• Your instructions:
In the following material, identify every line holding the string "методами" and return it.

Extracted data entries
[START]
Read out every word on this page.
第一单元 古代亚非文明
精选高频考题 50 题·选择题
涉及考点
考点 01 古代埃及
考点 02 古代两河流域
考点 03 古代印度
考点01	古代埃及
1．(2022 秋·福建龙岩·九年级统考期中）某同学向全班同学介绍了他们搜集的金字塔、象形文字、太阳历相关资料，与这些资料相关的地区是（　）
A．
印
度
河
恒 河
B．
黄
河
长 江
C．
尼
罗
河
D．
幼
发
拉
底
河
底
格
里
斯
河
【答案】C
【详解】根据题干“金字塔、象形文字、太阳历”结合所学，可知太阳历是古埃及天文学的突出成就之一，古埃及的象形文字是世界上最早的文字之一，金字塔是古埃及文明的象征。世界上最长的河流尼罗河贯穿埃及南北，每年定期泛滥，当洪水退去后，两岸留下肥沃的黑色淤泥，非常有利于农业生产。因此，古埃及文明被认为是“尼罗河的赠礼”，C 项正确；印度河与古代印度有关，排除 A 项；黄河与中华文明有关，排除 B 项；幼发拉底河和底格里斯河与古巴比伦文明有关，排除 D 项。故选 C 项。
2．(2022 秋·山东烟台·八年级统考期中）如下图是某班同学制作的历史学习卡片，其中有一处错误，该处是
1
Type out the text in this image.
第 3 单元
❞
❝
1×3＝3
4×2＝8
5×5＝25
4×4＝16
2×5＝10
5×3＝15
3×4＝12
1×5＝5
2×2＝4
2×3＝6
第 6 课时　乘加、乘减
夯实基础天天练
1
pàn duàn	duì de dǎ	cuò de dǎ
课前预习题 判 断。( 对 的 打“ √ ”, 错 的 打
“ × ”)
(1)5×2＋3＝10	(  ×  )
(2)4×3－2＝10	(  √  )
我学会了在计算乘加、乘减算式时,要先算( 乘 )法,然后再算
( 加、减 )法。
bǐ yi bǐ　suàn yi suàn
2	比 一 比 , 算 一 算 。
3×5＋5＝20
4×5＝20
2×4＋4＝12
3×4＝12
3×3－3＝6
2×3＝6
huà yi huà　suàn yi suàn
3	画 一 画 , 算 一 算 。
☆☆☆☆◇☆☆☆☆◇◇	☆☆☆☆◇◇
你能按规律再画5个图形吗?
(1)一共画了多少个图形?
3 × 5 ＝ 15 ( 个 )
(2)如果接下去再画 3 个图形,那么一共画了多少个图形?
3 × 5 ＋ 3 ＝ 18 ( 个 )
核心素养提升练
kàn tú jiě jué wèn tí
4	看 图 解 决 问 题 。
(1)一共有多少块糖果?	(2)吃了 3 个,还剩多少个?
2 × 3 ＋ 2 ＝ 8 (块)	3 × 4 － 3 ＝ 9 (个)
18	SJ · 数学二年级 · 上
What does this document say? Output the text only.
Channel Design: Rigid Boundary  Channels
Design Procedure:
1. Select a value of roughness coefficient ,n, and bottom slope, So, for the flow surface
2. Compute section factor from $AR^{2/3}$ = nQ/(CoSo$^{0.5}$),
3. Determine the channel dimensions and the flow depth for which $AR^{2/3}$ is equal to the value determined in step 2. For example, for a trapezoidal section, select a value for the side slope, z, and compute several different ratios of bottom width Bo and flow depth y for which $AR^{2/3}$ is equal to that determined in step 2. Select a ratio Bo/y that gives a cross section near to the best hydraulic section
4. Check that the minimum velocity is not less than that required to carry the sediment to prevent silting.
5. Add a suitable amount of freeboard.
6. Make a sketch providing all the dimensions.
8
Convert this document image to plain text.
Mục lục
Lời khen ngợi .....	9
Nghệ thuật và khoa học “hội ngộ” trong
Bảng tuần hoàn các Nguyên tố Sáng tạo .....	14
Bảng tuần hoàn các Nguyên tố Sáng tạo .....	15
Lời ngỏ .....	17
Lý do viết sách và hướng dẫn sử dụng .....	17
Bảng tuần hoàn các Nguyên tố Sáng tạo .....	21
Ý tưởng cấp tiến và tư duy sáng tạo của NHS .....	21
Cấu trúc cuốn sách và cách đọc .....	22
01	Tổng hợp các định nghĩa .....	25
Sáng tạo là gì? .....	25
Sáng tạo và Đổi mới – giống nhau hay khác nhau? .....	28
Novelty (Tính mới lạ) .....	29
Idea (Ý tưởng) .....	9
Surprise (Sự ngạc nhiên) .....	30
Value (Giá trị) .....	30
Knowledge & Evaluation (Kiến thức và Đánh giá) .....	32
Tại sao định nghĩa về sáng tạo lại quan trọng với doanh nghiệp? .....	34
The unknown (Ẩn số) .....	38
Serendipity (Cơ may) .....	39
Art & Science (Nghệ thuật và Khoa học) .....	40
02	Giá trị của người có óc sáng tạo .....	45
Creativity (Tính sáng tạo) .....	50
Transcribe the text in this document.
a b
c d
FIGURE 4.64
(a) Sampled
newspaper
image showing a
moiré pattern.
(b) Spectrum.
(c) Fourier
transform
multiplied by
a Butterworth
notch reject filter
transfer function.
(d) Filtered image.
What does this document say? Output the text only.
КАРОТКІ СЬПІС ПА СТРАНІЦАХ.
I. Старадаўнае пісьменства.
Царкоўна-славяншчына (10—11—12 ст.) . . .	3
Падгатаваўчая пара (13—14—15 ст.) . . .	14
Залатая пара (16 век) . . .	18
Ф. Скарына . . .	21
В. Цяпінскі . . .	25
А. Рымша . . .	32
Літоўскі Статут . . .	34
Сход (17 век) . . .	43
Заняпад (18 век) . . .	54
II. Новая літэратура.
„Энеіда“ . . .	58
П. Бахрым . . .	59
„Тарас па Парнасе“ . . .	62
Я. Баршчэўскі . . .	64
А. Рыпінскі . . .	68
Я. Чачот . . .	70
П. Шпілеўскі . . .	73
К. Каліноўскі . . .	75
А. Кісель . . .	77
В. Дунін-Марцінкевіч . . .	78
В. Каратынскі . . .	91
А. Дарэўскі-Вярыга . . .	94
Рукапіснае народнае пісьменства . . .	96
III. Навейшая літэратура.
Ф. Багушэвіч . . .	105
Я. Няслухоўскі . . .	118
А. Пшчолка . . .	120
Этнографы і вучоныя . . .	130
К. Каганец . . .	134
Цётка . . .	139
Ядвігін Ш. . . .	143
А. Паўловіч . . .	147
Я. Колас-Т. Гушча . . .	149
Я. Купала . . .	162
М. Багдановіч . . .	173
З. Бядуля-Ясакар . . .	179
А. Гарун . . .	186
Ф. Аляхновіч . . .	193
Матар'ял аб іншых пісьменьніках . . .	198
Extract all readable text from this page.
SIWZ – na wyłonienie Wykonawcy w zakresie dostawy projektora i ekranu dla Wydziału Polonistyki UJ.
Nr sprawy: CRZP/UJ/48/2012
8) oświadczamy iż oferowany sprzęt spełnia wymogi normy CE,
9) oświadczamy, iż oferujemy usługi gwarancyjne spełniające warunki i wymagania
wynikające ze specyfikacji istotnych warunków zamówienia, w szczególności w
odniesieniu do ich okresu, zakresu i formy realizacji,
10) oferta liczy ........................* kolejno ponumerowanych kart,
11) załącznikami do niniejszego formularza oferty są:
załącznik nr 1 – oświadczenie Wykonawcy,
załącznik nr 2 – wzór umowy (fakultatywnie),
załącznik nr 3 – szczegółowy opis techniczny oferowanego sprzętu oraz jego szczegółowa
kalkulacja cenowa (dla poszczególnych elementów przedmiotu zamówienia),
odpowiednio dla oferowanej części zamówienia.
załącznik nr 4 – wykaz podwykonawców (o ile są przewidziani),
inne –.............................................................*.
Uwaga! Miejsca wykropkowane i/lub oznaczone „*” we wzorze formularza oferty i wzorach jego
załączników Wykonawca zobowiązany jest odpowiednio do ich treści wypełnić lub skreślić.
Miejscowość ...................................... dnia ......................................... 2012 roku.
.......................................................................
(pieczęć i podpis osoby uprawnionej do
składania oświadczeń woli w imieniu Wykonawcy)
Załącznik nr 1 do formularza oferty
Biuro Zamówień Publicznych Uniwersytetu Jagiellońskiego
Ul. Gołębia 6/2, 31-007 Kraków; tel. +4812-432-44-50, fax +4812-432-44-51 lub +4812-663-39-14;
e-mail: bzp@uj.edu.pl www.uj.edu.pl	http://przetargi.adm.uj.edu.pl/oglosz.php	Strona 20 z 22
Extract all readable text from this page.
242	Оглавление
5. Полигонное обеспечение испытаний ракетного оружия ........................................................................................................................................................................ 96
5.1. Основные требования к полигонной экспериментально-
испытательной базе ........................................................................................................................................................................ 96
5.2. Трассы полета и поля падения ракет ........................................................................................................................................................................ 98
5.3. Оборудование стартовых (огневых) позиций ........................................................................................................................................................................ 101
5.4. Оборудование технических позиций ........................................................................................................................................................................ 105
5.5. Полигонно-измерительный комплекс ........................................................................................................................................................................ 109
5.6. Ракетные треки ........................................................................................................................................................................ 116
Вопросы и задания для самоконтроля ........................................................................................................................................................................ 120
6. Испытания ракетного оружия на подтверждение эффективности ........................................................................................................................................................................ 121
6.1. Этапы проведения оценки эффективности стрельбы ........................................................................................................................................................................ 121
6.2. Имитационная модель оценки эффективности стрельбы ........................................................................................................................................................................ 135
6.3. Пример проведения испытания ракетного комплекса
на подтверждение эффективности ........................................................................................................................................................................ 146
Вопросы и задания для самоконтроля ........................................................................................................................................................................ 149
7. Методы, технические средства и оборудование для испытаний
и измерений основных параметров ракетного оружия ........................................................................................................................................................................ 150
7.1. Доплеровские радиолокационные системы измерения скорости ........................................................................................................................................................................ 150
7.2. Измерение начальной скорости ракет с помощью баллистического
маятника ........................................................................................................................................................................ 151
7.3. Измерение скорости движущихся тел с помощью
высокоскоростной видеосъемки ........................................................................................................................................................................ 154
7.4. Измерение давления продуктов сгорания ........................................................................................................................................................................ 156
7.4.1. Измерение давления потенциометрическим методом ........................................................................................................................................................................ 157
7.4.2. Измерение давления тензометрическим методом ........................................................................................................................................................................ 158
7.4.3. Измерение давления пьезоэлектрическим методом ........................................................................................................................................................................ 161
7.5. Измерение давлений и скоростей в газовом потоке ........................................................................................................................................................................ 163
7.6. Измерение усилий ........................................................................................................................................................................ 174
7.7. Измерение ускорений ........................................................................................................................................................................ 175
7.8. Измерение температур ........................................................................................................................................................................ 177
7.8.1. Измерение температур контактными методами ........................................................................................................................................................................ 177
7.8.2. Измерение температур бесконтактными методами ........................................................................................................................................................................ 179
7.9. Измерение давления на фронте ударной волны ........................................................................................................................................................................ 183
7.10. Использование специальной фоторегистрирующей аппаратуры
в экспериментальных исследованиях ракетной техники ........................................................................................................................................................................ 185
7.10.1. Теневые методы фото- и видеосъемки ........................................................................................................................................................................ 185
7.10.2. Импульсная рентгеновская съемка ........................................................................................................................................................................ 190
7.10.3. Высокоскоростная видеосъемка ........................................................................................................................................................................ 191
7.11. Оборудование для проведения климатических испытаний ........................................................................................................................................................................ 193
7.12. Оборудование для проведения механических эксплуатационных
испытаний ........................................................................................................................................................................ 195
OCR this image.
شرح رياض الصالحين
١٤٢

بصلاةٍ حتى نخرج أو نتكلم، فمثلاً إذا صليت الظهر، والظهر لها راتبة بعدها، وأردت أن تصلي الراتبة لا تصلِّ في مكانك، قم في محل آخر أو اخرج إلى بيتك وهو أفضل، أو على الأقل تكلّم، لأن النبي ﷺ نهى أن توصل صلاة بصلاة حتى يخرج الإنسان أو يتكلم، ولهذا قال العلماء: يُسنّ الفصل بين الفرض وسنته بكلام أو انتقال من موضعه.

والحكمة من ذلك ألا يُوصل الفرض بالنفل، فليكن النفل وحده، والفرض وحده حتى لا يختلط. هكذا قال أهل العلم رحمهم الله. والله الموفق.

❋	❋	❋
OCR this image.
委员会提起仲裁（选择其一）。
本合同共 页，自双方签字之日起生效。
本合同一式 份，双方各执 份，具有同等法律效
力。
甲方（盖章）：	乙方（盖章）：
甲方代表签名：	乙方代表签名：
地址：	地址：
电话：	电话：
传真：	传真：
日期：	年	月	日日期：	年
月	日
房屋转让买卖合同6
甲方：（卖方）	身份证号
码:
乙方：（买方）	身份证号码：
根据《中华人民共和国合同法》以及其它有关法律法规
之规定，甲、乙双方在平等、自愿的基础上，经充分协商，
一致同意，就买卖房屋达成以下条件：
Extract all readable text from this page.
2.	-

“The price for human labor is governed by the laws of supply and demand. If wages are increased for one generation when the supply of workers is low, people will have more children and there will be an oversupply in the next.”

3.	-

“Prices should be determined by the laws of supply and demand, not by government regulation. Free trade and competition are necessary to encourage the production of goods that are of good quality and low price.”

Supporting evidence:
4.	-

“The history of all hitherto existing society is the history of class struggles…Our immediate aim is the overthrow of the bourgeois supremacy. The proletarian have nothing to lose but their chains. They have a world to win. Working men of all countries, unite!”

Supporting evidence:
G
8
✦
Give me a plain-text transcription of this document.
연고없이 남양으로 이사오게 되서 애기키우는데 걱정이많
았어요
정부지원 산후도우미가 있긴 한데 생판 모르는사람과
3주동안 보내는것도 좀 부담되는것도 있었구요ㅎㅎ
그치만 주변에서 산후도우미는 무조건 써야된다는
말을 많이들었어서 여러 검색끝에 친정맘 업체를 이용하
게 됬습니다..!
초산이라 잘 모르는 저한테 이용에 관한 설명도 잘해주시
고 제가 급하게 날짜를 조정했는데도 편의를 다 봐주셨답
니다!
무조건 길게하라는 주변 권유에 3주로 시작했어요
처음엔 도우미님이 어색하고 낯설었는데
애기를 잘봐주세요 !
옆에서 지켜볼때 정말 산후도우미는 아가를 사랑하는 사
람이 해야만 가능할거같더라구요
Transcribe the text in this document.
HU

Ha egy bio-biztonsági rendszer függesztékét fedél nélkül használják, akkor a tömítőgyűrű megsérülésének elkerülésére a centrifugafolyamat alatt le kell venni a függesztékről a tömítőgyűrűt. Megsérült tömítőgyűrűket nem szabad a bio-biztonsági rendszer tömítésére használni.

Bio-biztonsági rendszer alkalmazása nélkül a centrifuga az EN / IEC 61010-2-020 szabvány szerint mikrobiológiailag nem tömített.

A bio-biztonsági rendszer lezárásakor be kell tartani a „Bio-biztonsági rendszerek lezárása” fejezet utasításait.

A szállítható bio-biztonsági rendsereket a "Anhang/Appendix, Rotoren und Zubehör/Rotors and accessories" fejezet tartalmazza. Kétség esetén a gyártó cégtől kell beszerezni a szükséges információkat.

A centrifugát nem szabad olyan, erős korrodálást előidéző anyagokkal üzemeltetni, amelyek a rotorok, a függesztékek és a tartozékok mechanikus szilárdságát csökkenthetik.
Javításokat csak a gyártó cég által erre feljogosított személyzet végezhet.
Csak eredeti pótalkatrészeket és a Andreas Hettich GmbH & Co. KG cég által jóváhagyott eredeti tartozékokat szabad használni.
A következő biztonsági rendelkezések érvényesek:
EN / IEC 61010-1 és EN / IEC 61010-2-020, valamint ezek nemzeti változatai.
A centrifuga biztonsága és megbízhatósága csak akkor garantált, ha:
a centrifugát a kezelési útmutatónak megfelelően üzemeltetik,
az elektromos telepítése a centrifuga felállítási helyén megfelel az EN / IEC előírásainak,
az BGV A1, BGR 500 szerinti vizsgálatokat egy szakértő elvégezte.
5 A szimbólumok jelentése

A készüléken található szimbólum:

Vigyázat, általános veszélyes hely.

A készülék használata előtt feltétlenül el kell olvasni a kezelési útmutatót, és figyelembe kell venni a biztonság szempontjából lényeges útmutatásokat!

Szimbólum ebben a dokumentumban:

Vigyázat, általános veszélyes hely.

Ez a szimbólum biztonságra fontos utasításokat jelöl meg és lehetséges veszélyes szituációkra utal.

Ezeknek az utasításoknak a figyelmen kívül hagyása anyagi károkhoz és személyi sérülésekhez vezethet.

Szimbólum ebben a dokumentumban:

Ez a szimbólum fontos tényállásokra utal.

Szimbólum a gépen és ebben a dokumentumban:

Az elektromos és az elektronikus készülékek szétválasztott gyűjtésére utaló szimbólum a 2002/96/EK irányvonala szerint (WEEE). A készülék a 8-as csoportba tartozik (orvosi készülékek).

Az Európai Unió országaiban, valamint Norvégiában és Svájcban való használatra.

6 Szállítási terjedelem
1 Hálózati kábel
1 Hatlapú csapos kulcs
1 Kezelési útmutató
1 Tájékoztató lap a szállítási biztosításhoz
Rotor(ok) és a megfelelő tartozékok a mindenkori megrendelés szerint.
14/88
[END]
• Solution to the exercise:
7.8.1. Измерение температур контактными методами ........................................................................................................................................................................ 177
7.8.2. Измерение температур бесконтактными методами ........................................................................................................................................................................ 179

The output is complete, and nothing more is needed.